INSTRUCTIONS TO FOLLOW – Pull every line containing "title" out of the material below.

************

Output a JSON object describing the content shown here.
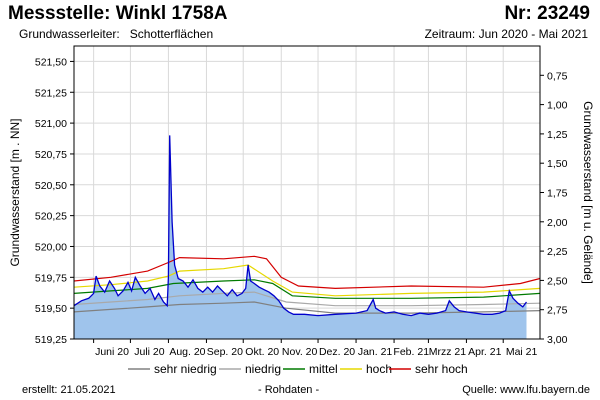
{
  "header": {
    "title": "Messstelle: Winkl 1758A",
    "number": "Nr: 23249",
    "aquifer_label": "Grundwasserleiter:",
    "aquifer_value": "Schotterflächen",
    "period": "Zeitraum: Jun 2020 - Mai 2021"
  },
  "footer": {
    "created": "erstellt:  21.05.2021",
    "raw": "- Rohdaten -",
    "source": "Quelle:  www.lfu.bayern.de"
  },
  "colors": {
    "area_fill": "#9fc4ec",
    "measured": "#0000cc",
    "sehr_niedrig": "#808080",
    "niedrig": "#a9a9a9",
    "mittel": "#007a00",
    "hoch": "#e6d800",
    "sehr_hoch": "#d40000",
    "grid": "#d9d9d9"
  },
  "chart_data": {
    "type": "line",
    "title": "",
    "xlabel": "",
    "ylabel": "Grundwasserstand [m . NN]",
    "ylabel_right": "Grundwasserstand [m u. Gelände]",
    "xlim": [
      "2020-05-16",
      "2021-05-31"
    ],
    "ylim": [
      519.25,
      521.625
    ],
    "ylim_right": [
      0.5,
      3.0
    ],
    "grid": true,
    "legend_position": "bottom",
    "x_tick_labels": [
      "Juni 20",
      "Juli 20",
      "Aug. 20",
      "Sep. 20",
      "Okt. 20",
      "Nov. 20",
      "Dez. 20",
      "Jan. 21",
      "Feb. 21",
      "Mrzz 21",
      "Apr. 21",
      "Mai 21"
    ],
    "x_tick_dates": [
      "2020-06-01",
      "2020-07-01",
      "2020-08-01",
      "2020-09-01",
      "2020-10-01",
      "2020-11-01",
      "2020-12-01",
      "2021-01-01",
      "2021-02-01",
      "2021-03-01",
      "2021-04-01",
      "2021-05-01"
    ],
    "y_ticks_left": [
      519.25,
      519.5,
      519.75,
      520.0,
      520.25,
      520.5,
      520.75,
      521.0,
      521.25,
      521.5
    ],
    "y_tick_labels_left": [
      "519,25",
      "519,50",
      "519,75",
      "520,00",
      "520,25",
      "520,50",
      "520,75",
      "521,00",
      "521,25",
      "521,50"
    ],
    "y_ticks_right": [
      0.75,
      1.0,
      1.25,
      1.5,
      1.75,
      2.0,
      2.25,
      2.5,
      2.75,
      3.0
    ],
    "y_tick_labels_right": [
      "0,75",
      "1,00",
      "1,25",
      "1,50",
      "1,75",
      "2,00",
      "2,25",
      "2,50",
      "2,75",
      "3,00"
    ],
    "series": [
      {
        "name": "sehr niedrig",
        "x": [
          "2020-05-16",
          "2020-06-15",
          "2020-07-15",
          "2020-08-10",
          "2020-09-15",
          "2020-10-10",
          "2020-11-05",
          "2020-12-15",
          "2021-02-15",
          "2021-04-15",
          "2021-05-31"
        ],
        "y": [
          519.47,
          519.49,
          519.51,
          519.53,
          519.54,
          519.55,
          519.5,
          519.46,
          519.46,
          519.47,
          519.48
        ]
      },
      {
        "name": "niedrig",
        "x": [
          "2020-05-16",
          "2020-06-15",
          "2020-07-15",
          "2020-08-10",
          "2020-09-15",
          "2020-10-10",
          "2020-11-05",
          "2020-12-15",
          "2021-02-15",
          "2021-04-15",
          "2021-05-31"
        ],
        "y": [
          519.53,
          519.55,
          519.57,
          519.6,
          519.62,
          519.63,
          519.55,
          519.52,
          519.52,
          519.53,
          519.54
        ]
      },
      {
        "name": "mittel",
        "x": [
          "2020-05-16",
          "2020-06-15",
          "2020-07-15",
          "2020-08-05",
          "2020-09-15",
          "2020-10-10",
          "2020-10-25",
          "2020-11-10",
          "2020-12-15",
          "2021-02-15",
          "2021-04-15",
          "2021-05-31"
        ],
        "y": [
          519.62,
          519.64,
          519.66,
          519.7,
          519.72,
          519.73,
          519.7,
          519.6,
          519.58,
          519.58,
          519.59,
          519.62
        ]
      },
      {
        "name": "hoch",
        "x": [
          "2020-05-16",
          "2020-06-15",
          "2020-07-15",
          "2020-08-01",
          "2020-08-10",
          "2020-09-15",
          "2020-10-05",
          "2020-10-25",
          "2020-11-10",
          "2020-12-15",
          "2021-02-15",
          "2021-04-15",
          "2021-05-31"
        ],
        "y": [
          519.67,
          519.69,
          519.72,
          519.76,
          519.8,
          519.82,
          519.85,
          519.72,
          519.63,
          519.6,
          519.62,
          519.63,
          519.66
        ]
      },
      {
        "name": "sehr hoch",
        "x": [
          "2020-05-16",
          "2020-06-15",
          "2020-07-15",
          "2020-08-01",
          "2020-08-10",
          "2020-09-15",
          "2020-10-10",
          "2020-10-20",
          "2020-11-01",
          "2020-11-15",
          "2020-12-15",
          "2021-02-15",
          "2021-04-15",
          "2021-05-15",
          "2021-05-31"
        ],
        "y": [
          519.72,
          519.75,
          519.8,
          519.87,
          519.91,
          519.9,
          519.92,
          519.9,
          519.75,
          519.68,
          519.66,
          519.68,
          519.67,
          519.7,
          519.74
        ]
      },
      {
        "name": "Grundwasserstand",
        "x": [
          "2020-05-16",
          "2020-05-22",
          "2020-05-28",
          "2020-06-01",
          "2020-06-03",
          "2020-06-06",
          "2020-06-10",
          "2020-06-14",
          "2020-06-18",
          "2020-06-21",
          "2020-06-25",
          "2020-06-29",
          "2020-07-02",
          "2020-07-05",
          "2020-07-09",
          "2020-07-13",
          "2020-07-17",
          "2020-07-21",
          "2020-07-24",
          "2020-07-28",
          "2020-07-31",
          "2020-08-01",
          "2020-08-02",
          "2020-08-04",
          "2020-08-06",
          "2020-08-09",
          "2020-08-13",
          "2020-08-17",
          "2020-08-21",
          "2020-08-25",
          "2020-08-29",
          "2020-09-02",
          "2020-09-06",
          "2020-09-10",
          "2020-09-14",
          "2020-09-18",
          "2020-09-22",
          "2020-09-26",
          "2020-09-30",
          "2020-10-03",
          "2020-10-05",
          "2020-10-07",
          "2020-10-10",
          "2020-10-14",
          "2020-10-18",
          "2020-10-22",
          "2020-10-26",
          "2020-10-30",
          "2020-11-03",
          "2020-11-07",
          "2020-11-11",
          "2020-11-20",
          "2020-12-01",
          "2020-12-15",
          "2021-01-01",
          "2021-01-10",
          "2021-01-15",
          "2021-01-17",
          "2021-01-20",
          "2021-01-25",
          "2021-02-01",
          "2021-02-08",
          "2021-02-15",
          "2021-02-22",
          "2021-03-01",
          "2021-03-08",
          "2021-03-15",
          "2021-03-18",
          "2021-03-22",
          "2021-03-26",
          "2021-04-01",
          "2021-04-08",
          "2021-04-15",
          "2021-04-22",
          "2021-04-28",
          "2021-05-03",
          "2021-05-06",
          "2021-05-09",
          "2021-05-13",
          "2021-05-17",
          "2021-05-20"
        ],
        "y": [
          519.52,
          519.56,
          519.58,
          519.62,
          519.76,
          519.68,
          519.63,
          519.72,
          519.66,
          519.6,
          519.64,
          519.71,
          519.64,
          519.75,
          519.68,
          519.62,
          519.66,
          519.57,
          519.62,
          519.55,
          519.52,
          519.75,
          520.9,
          520.2,
          519.85,
          519.74,
          519.72,
          519.67,
          519.73,
          519.66,
          519.63,
          519.67,
          519.63,
          519.68,
          519.64,
          519.6,
          519.65,
          519.6,
          519.62,
          519.66,
          519.85,
          519.72,
          519.7,
          519.67,
          519.65,
          519.63,
          519.6,
          519.56,
          519.5,
          519.47,
          519.45,
          519.45,
          519.44,
          519.45,
          519.46,
          519.48,
          519.57,
          519.5,
          519.48,
          519.46,
          519.47,
          519.45,
          519.44,
          519.46,
          519.45,
          519.46,
          519.48,
          519.56,
          519.51,
          519.48,
          519.47,
          519.46,
          519.45,
          519.45,
          519.46,
          519.48,
          519.64,
          519.58,
          519.54,
          519.51,
          519.55
        ]
      }
    ]
  }
}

************

SOLUTION TO THIS TASK –
    "title": "Messstelle: Winkl 1758A",
    "title": "",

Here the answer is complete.